| RECORDS SHOWN |
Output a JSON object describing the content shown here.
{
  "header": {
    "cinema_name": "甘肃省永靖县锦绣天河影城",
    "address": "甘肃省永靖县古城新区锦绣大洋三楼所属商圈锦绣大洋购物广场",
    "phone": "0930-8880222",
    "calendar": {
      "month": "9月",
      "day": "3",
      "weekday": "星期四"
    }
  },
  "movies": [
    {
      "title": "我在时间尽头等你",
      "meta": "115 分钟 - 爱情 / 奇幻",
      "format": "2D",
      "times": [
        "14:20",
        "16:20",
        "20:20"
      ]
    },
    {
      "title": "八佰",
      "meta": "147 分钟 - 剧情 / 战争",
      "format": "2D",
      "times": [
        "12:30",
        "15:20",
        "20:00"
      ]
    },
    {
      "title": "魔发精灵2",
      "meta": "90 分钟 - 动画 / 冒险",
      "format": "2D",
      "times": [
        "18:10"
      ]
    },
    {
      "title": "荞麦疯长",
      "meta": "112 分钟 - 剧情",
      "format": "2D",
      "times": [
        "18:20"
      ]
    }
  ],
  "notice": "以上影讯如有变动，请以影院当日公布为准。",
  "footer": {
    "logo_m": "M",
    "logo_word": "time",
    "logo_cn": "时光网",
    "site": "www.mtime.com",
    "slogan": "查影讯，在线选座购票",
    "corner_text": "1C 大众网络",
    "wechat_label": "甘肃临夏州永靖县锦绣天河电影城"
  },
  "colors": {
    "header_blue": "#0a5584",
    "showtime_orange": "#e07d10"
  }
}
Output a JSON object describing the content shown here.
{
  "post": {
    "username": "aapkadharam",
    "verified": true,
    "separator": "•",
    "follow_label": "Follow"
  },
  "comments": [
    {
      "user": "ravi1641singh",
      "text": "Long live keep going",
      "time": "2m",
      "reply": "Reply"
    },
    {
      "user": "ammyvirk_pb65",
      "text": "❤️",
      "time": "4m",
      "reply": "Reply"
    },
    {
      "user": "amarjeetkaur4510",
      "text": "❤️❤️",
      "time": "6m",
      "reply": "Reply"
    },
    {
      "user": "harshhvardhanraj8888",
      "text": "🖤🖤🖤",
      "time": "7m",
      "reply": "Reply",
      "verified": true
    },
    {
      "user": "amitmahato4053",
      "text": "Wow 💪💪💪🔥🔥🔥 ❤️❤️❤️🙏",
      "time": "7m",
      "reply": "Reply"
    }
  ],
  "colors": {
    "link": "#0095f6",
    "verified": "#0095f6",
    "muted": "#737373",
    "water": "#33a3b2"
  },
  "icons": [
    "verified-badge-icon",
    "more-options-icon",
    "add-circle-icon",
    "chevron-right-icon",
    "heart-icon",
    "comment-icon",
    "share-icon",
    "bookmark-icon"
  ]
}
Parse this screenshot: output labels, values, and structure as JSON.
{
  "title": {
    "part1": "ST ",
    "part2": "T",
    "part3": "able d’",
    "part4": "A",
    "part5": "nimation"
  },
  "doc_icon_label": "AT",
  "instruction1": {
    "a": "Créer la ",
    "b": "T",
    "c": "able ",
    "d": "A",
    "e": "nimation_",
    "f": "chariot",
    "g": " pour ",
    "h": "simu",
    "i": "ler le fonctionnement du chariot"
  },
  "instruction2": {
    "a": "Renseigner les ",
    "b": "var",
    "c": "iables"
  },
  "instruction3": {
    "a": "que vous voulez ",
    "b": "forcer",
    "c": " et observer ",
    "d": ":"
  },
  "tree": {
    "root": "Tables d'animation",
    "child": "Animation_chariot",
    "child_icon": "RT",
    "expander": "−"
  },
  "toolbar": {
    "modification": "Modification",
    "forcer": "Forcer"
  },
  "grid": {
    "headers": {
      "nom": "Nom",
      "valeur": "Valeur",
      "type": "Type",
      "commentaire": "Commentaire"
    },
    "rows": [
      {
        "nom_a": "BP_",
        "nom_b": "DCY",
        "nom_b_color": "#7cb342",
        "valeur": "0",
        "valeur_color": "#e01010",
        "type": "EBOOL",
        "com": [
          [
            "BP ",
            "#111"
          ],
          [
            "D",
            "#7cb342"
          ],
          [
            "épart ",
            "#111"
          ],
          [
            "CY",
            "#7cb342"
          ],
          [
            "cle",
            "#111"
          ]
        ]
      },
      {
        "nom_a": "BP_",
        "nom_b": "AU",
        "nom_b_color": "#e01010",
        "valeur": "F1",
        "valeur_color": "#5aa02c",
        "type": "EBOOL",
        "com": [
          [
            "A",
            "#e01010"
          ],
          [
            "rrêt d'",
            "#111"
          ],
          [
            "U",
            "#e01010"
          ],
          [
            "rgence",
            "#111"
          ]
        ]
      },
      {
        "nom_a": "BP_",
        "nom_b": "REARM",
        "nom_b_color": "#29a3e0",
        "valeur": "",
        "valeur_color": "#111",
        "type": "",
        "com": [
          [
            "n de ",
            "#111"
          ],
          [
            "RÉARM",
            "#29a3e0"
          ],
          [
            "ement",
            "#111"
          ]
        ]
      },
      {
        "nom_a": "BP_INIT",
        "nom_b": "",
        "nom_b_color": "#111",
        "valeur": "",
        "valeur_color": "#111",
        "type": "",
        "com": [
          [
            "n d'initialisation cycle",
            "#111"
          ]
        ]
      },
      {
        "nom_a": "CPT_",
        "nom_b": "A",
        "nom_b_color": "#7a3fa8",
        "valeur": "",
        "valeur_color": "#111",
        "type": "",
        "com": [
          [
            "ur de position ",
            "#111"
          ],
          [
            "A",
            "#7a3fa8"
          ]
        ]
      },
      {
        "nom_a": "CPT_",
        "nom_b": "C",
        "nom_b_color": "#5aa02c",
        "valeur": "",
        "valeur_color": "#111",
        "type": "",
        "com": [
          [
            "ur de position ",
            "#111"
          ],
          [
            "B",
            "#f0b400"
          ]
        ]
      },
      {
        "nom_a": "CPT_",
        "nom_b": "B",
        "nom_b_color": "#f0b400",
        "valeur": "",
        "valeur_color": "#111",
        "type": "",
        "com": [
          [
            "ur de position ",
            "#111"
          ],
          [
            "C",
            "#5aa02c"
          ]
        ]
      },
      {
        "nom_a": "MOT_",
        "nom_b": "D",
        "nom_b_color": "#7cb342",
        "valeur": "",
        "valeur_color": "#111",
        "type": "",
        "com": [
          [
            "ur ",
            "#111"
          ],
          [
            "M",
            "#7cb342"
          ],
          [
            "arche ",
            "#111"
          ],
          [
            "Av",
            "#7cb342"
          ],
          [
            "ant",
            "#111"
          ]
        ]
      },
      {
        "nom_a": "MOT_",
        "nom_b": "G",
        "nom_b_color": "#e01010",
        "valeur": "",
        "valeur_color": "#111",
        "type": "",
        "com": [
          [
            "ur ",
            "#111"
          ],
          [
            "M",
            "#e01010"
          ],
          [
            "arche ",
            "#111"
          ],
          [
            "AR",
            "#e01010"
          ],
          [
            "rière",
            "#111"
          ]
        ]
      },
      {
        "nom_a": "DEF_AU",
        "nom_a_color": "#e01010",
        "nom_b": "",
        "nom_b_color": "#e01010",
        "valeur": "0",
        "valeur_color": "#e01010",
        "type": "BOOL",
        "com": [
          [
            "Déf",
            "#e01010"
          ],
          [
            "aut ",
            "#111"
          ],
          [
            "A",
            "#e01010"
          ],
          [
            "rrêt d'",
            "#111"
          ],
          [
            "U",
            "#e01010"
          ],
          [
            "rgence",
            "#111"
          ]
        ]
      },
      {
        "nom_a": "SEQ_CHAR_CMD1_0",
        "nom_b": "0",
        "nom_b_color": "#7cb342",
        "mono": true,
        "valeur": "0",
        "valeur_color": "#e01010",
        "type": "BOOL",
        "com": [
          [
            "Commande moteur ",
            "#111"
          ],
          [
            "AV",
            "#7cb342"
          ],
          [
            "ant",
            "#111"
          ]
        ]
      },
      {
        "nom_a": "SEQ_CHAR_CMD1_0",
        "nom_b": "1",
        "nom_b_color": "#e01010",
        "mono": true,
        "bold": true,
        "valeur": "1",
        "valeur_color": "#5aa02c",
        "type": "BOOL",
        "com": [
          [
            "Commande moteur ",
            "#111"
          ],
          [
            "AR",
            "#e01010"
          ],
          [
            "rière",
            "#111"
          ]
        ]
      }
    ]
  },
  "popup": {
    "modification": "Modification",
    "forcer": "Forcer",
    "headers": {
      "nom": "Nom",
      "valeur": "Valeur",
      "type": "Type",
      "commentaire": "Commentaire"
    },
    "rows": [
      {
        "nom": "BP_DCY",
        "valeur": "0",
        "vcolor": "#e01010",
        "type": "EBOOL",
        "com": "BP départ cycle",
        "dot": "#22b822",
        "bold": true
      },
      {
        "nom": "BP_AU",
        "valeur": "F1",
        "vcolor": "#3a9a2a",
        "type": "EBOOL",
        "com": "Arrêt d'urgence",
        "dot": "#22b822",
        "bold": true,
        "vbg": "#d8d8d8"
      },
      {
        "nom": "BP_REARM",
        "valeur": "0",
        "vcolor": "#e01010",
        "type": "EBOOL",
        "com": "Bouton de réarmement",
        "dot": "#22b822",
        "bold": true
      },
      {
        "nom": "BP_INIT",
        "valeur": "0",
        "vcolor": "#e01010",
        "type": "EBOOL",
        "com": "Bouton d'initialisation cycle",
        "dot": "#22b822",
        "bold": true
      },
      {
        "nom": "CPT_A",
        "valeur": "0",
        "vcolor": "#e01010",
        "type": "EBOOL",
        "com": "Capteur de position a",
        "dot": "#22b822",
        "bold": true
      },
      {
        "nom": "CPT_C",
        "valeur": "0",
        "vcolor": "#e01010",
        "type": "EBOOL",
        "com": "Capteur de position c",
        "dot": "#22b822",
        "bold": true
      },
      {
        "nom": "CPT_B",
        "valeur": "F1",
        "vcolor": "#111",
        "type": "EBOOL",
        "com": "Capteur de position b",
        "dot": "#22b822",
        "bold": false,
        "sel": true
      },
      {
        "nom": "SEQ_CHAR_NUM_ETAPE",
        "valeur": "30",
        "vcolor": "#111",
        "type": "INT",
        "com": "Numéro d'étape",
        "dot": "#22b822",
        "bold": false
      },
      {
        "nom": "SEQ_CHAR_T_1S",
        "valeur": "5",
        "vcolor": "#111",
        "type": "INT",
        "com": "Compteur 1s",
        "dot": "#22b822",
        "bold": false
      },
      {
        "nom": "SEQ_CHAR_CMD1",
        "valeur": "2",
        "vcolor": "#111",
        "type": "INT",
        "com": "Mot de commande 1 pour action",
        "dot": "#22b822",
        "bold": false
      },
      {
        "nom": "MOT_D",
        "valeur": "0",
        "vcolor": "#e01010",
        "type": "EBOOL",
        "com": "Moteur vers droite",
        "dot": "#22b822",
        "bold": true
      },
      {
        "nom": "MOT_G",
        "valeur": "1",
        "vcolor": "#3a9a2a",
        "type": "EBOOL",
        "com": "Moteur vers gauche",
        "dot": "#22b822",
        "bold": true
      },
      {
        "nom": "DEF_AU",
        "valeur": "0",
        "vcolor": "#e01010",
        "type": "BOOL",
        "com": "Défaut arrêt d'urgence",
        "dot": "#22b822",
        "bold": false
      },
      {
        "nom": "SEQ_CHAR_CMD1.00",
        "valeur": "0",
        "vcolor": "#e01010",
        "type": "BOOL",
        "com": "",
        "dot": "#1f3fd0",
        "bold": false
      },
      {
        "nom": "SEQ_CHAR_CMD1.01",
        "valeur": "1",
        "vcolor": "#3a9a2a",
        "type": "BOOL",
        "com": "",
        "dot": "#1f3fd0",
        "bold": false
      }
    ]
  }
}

| OBJECTIVE |
Show the lines from the data above that contain the string "title".

| COMPLETE ANSWER |
      "title": "我在时间尽头等你",
      "title": "八佰",
      "title": "魔发精灵2",
      "title": "荞麦疯长",
  "title": {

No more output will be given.